Every entry below should be printed exactly, without its images.
· · · · · · ·
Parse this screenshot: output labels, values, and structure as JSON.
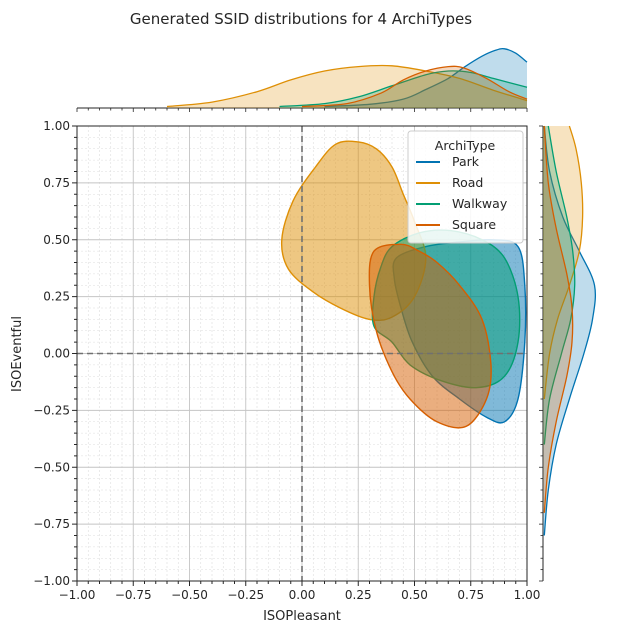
{
  "chart_data": {
    "type": "area",
    "title": "Generated SSID distributions for 4 ArchiTypes",
    "xlabel": "ISOPleasant",
    "ylabel": "ISOEventful",
    "xlim": [
      -1.0,
      1.0
    ],
    "ylim": [
      -1.0,
      1.0
    ],
    "x_ticks": [
      "−1.00",
      "−0.75",
      "−0.50",
      "−0.25",
      "0.00",
      "0.25",
      "0.50",
      "0.75",
      "1.00"
    ],
    "y_ticks": [
      "−1.00",
      "−0.75",
      "−0.50",
      "−0.25",
      "0.00",
      "0.25",
      "0.50",
      "0.75",
      "1.00"
    ],
    "grid": true,
    "reference_lines": {
      "x": 0.0,
      "y": 0.0
    },
    "legend": {
      "title": "ArchiType",
      "placement": "top-right"
    },
    "series": [
      {
        "name": "Park",
        "color": "#0173b2",
        "contour": [
          [
            0.42,
            0.42
          ],
          [
            0.55,
            0.47
          ],
          [
            0.7,
            0.49
          ],
          [
            0.85,
            0.5
          ],
          [
            0.96,
            0.47
          ],
          [
            0.99,
            0.3
          ],
          [
            0.99,
            0.05
          ],
          [
            0.96,
            -0.2
          ],
          [
            0.9,
            -0.3
          ],
          [
            0.82,
            -0.28
          ],
          [
            0.7,
            -0.2
          ],
          [
            0.58,
            -0.1
          ],
          [
            0.49,
            0.05
          ],
          [
            0.44,
            0.2
          ],
          [
            0.41,
            0.33
          ]
        ],
        "x_marginal": [
          [
            0.1,
            0.02
          ],
          [
            0.3,
            0.05
          ],
          [
            0.45,
            0.12
          ],
          [
            0.55,
            0.25
          ],
          [
            0.65,
            0.4
          ],
          [
            0.72,
            0.55
          ],
          [
            0.8,
            0.7
          ],
          [
            0.86,
            0.78
          ],
          [
            0.9,
            0.8
          ],
          [
            0.95,
            0.74
          ],
          [
            1.0,
            0.62
          ]
        ],
        "y_marginal": [
          [
            -0.8,
            0.02
          ],
          [
            -0.6,
            0.08
          ],
          [
            -0.4,
            0.2
          ],
          [
            -0.2,
            0.4
          ],
          [
            0.0,
            0.62
          ],
          [
            0.15,
            0.75
          ],
          [
            0.3,
            0.78
          ],
          [
            0.45,
            0.55
          ],
          [
            0.6,
            0.3
          ],
          [
            0.8,
            0.1
          ],
          [
            1.0,
            0.02
          ]
        ]
      },
      {
        "name": "Road",
        "color": "#de8f05",
        "contour": [
          [
            0.25,
            0.93
          ],
          [
            0.33,
            0.9
          ],
          [
            0.4,
            0.82
          ],
          [
            0.45,
            0.7
          ],
          [
            0.5,
            0.58
          ],
          [
            0.55,
            0.42
          ],
          [
            0.5,
            0.25
          ],
          [
            0.4,
            0.16
          ],
          [
            0.3,
            0.15
          ],
          [
            0.17,
            0.2
          ],
          [
            0.05,
            0.27
          ],
          [
            -0.06,
            0.37
          ],
          [
            -0.09,
            0.5
          ],
          [
            -0.04,
            0.67
          ],
          [
            0.06,
            0.82
          ],
          [
            0.15,
            0.92
          ]
        ],
        "x_marginal": [
          [
            -0.6,
            0.02
          ],
          [
            -0.4,
            0.08
          ],
          [
            -0.2,
            0.22
          ],
          [
            -0.05,
            0.38
          ],
          [
            0.1,
            0.5
          ],
          [
            0.25,
            0.56
          ],
          [
            0.4,
            0.57
          ],
          [
            0.55,
            0.5
          ],
          [
            0.7,
            0.4
          ],
          [
            0.85,
            0.24
          ],
          [
            1.0,
            0.1
          ]
        ],
        "y_marginal": [
          [
            -0.2,
            0.02
          ],
          [
            0.0,
            0.1
          ],
          [
            0.15,
            0.22
          ],
          [
            0.3,
            0.4
          ],
          [
            0.45,
            0.55
          ],
          [
            0.6,
            0.6
          ],
          [
            0.75,
            0.58
          ],
          [
            0.9,
            0.5
          ],
          [
            1.0,
            0.4
          ]
        ]
      },
      {
        "name": "Walkway",
        "color": "#029e73",
        "contour": [
          [
            0.4,
            0.47
          ],
          [
            0.52,
            0.53
          ],
          [
            0.66,
            0.54
          ],
          [
            0.8,
            0.5
          ],
          [
            0.9,
            0.42
          ],
          [
            0.96,
            0.25
          ],
          [
            0.96,
            0.05
          ],
          [
            0.9,
            -0.1
          ],
          [
            0.78,
            -0.15
          ],
          [
            0.62,
            -0.12
          ],
          [
            0.48,
            -0.05
          ],
          [
            0.4,
            0.05
          ],
          [
            0.32,
            0.12
          ],
          [
            0.32,
            0.25
          ],
          [
            0.35,
            0.38
          ]
        ],
        "x_marginal": [
          [
            -0.1,
            0.02
          ],
          [
            0.1,
            0.06
          ],
          [
            0.25,
            0.15
          ],
          [
            0.4,
            0.3
          ],
          [
            0.55,
            0.45
          ],
          [
            0.65,
            0.5
          ],
          [
            0.75,
            0.48
          ],
          [
            0.85,
            0.4
          ],
          [
            1.0,
            0.28
          ]
        ],
        "y_marginal": [
          [
            -0.4,
            0.02
          ],
          [
            -0.2,
            0.1
          ],
          [
            0.0,
            0.28
          ],
          [
            0.15,
            0.42
          ],
          [
            0.3,
            0.48
          ],
          [
            0.45,
            0.45
          ],
          [
            0.6,
            0.36
          ],
          [
            0.8,
            0.2
          ],
          [
            1.0,
            0.08
          ]
        ]
      },
      {
        "name": "Square",
        "color": "#d55e00",
        "contour": [
          [
            0.32,
            0.45
          ],
          [
            0.44,
            0.48
          ],
          [
            0.52,
            0.45
          ],
          [
            0.6,
            0.4
          ],
          [
            0.7,
            0.3
          ],
          [
            0.8,
            0.15
          ],
          [
            0.84,
            -0.05
          ],
          [
            0.82,
            -0.2
          ],
          [
            0.73,
            -0.32
          ],
          [
            0.6,
            -0.3
          ],
          [
            0.48,
            -0.2
          ],
          [
            0.4,
            -0.08
          ],
          [
            0.33,
            0.1
          ],
          [
            0.3,
            0.3
          ]
        ],
        "x_marginal": [
          [
            0.0,
            0.02
          ],
          [
            0.2,
            0.06
          ],
          [
            0.35,
            0.2
          ],
          [
            0.45,
            0.38
          ],
          [
            0.55,
            0.5
          ],
          [
            0.65,
            0.56
          ],
          [
            0.72,
            0.54
          ],
          [
            0.82,
            0.4
          ],
          [
            0.92,
            0.22
          ],
          [
            1.0,
            0.12
          ]
        ],
        "y_marginal": [
          [
            -0.7,
            0.02
          ],
          [
            -0.5,
            0.08
          ],
          [
            -0.3,
            0.2
          ],
          [
            -0.1,
            0.36
          ],
          [
            0.05,
            0.44
          ],
          [
            0.2,
            0.44
          ],
          [
            0.35,
            0.36
          ],
          [
            0.55,
            0.2
          ],
          [
            0.75,
            0.08
          ],
          [
            1.0,
            0.02
          ]
        ]
      }
    ]
  }
}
· · · · · · ·
[Task result]
Parse this screenshot: output labels, values, and structure as JSON.
{
  "chart_data": {
    "type": "area",
    "title": "Generated SSID distributions for 4 ArchiTypes",
    "xlabel": "ISOPleasant",
    "ylabel": "ISOEventful",
    "xlim": [
      -1.0,
      1.0
    ],
    "ylim": [
      -1.0,
      1.0
    ],
    "x_ticks": [
      "−1.00",
      "−0.75",
      "−0.50",
      "−0.25",
      "0.00",
      "0.25",
      "0.50",
      "0.75",
      "1.00"
    ],
    "y_ticks": [
      "−1.00",
      "−0.75",
      "−0.50",
      "−0.25",
      "0.00",
      "0.25",
      "0.50",
      "0.75",
      "1.00"
    ],
    "grid": true,
    "reference_lines": {
      "x": 0.0,
      "y": 0.0
    },
    "legend": {
      "title": "ArchiType",
      "placement": "top-right"
    },
    "series": [
      {
        "name": "Park",
        "color": "#0173b2",
        "contour": [
          [
            0.42,
            0.42
          ],
          [
            0.55,
            0.47
          ],
          [
            0.7,
            0.49
          ],
          [
            0.85,
            0.5
          ],
          [
            0.96,
            0.47
          ],
          [
            0.99,
            0.3
          ],
          [
            0.99,
            0.05
          ],
          [
            0.96,
            -0.2
          ],
          [
            0.9,
            -0.3
          ],
          [
            0.82,
            -0.28
          ],
          [
            0.7,
            -0.2
          ],
          [
            0.58,
            -0.1
          ],
          [
            0.49,
            0.05
          ],
          [
            0.44,
            0.2
          ],
          [
            0.41,
            0.33
          ]
        ],
        "x_marginal": [
          [
            0.1,
            0.02
          ],
          [
            0.3,
            0.05
          ],
          [
            0.45,
            0.12
          ],
          [
            0.55,
            0.25
          ],
          [
            0.65,
            0.4
          ],
          [
            0.72,
            0.55
          ],
          [
            0.8,
            0.7
          ],
          [
            0.86,
            0.78
          ],
          [
            0.9,
            0.8
          ],
          [
            0.95,
            0.74
          ],
          [
            1.0,
            0.62
          ]
        ],
        "y_marginal": [
          [
            -0.8,
            0.02
          ],
          [
            -0.6,
            0.08
          ],
          [
            -0.4,
            0.2
          ],
          [
            -0.2,
            0.4
          ],
          [
            0.0,
            0.62
          ],
          [
            0.15,
            0.75
          ],
          [
            0.3,
            0.78
          ],
          [
            0.45,
            0.55
          ],
          [
            0.6,
            0.3
          ],
          [
            0.8,
            0.1
          ],
          [
            1.0,
            0.02
          ]
        ]
      },
      {
        "name": "Road",
        "color": "#de8f05",
        "contour": [
          [
            0.25,
            0.93
          ],
          [
            0.33,
            0.9
          ],
          [
            0.4,
            0.82
          ],
          [
            0.45,
            0.7
          ],
          [
            0.5,
            0.58
          ],
          [
            0.55,
            0.42
          ],
          [
            0.5,
            0.25
          ],
          [
            0.4,
            0.16
          ],
          [
            0.3,
            0.15
          ],
          [
            0.17,
            0.2
          ],
          [
            0.05,
            0.27
          ],
          [
            -0.06,
            0.37
          ],
          [
            -0.09,
            0.5
          ],
          [
            -0.04,
            0.67
          ],
          [
            0.06,
            0.82
          ],
          [
            0.15,
            0.92
          ]
        ],
        "x_marginal": [
          [
            -0.6,
            0.02
          ],
          [
            -0.4,
            0.08
          ],
          [
            -0.2,
            0.22
          ],
          [
            -0.05,
            0.38
          ],
          [
            0.1,
            0.5
          ],
          [
            0.25,
            0.56
          ],
          [
            0.4,
            0.57
          ],
          [
            0.55,
            0.5
          ],
          [
            0.7,
            0.4
          ],
          [
            0.85,
            0.24
          ],
          [
            1.0,
            0.1
          ]
        ],
        "y_marginal": [
          [
            -0.2,
            0.02
          ],
          [
            0.0,
            0.1
          ],
          [
            0.15,
            0.22
          ],
          [
            0.3,
            0.4
          ],
          [
            0.45,
            0.55
          ],
          [
            0.6,
            0.6
          ],
          [
            0.75,
            0.58
          ],
          [
            0.9,
            0.5
          ],
          [
            1.0,
            0.4
          ]
        ]
      },
      {
        "name": "Walkway",
        "color": "#029e73",
        "contour": [
          [
            0.4,
            0.47
          ],
          [
            0.52,
            0.53
          ],
          [
            0.66,
            0.54
          ],
          [
            0.8,
            0.5
          ],
          [
            0.9,
            0.42
          ],
          [
            0.96,
            0.25
          ],
          [
            0.96,
            0.05
          ],
          [
            0.9,
            -0.1
          ],
          [
            0.78,
            -0.15
          ],
          [
            0.62,
            -0.12
          ],
          [
            0.48,
            -0.05
          ],
          [
            0.4,
            0.05
          ],
          [
            0.32,
            0.12
          ],
          [
            0.32,
            0.25
          ],
          [
            0.35,
            0.38
          ]
        ],
        "x_marginal": [
          [
            -0.1,
            0.02
          ],
          [
            0.1,
            0.06
          ],
          [
            0.25,
            0.15
          ],
          [
            0.4,
            0.3
          ],
          [
            0.55,
            0.45
          ],
          [
            0.65,
            0.5
          ],
          [
            0.75,
            0.48
          ],
          [
            0.85,
            0.4
          ],
          [
            1.0,
            0.28
          ]
        ],
        "y_marginal": [
          [
            -0.4,
            0.02
          ],
          [
            -0.2,
            0.1
          ],
          [
            0.0,
            0.28
          ],
          [
            0.15,
            0.42
          ],
          [
            0.3,
            0.48
          ],
          [
            0.45,
            0.45
          ],
          [
            0.6,
            0.36
          ],
          [
            0.8,
            0.2
          ],
          [
            1.0,
            0.08
          ]
        ]
      },
      {
        "name": "Square",
        "color": "#d55e00",
        "contour": [
          [
            0.32,
            0.45
          ],
          [
            0.44,
            0.48
          ],
          [
            0.52,
            0.45
          ],
          [
            0.6,
            0.4
          ],
          [
            0.7,
            0.3
          ],
          [
            0.8,
            0.15
          ],
          [
            0.84,
            -0.05
          ],
          [
            0.82,
            -0.2
          ],
          [
            0.73,
            -0.32
          ],
          [
            0.6,
            -0.3
          ],
          [
            0.48,
            -0.2
          ],
          [
            0.4,
            -0.08
          ],
          [
            0.33,
            0.1
          ],
          [
            0.3,
            0.3
          ]
        ],
        "x_marginal": [
          [
            0.0,
            0.02
          ],
          [
            0.2,
            0.06
          ],
          [
            0.35,
            0.2
          ],
          [
            0.45,
            0.38
          ],
          [
            0.55,
            0.5
          ],
          [
            0.65,
            0.56
          ],
          [
            0.72,
            0.54
          ],
          [
            0.82,
            0.4
          ],
          [
            0.92,
            0.22
          ],
          [
            1.0,
            0.12
          ]
        ],
        "y_marginal": [
          [
            -0.7,
            0.02
          ],
          [
            -0.5,
            0.08
          ],
          [
            -0.3,
            0.2
          ],
          [
            -0.1,
            0.36
          ],
          [
            0.05,
            0.44
          ],
          [
            0.2,
            0.44
          ],
          [
            0.35,
            0.36
          ],
          [
            0.55,
            0.2
          ],
          [
            0.75,
            0.08
          ],
          [
            1.0,
            0.02
          ]
        ]
      }
    ]
  }
}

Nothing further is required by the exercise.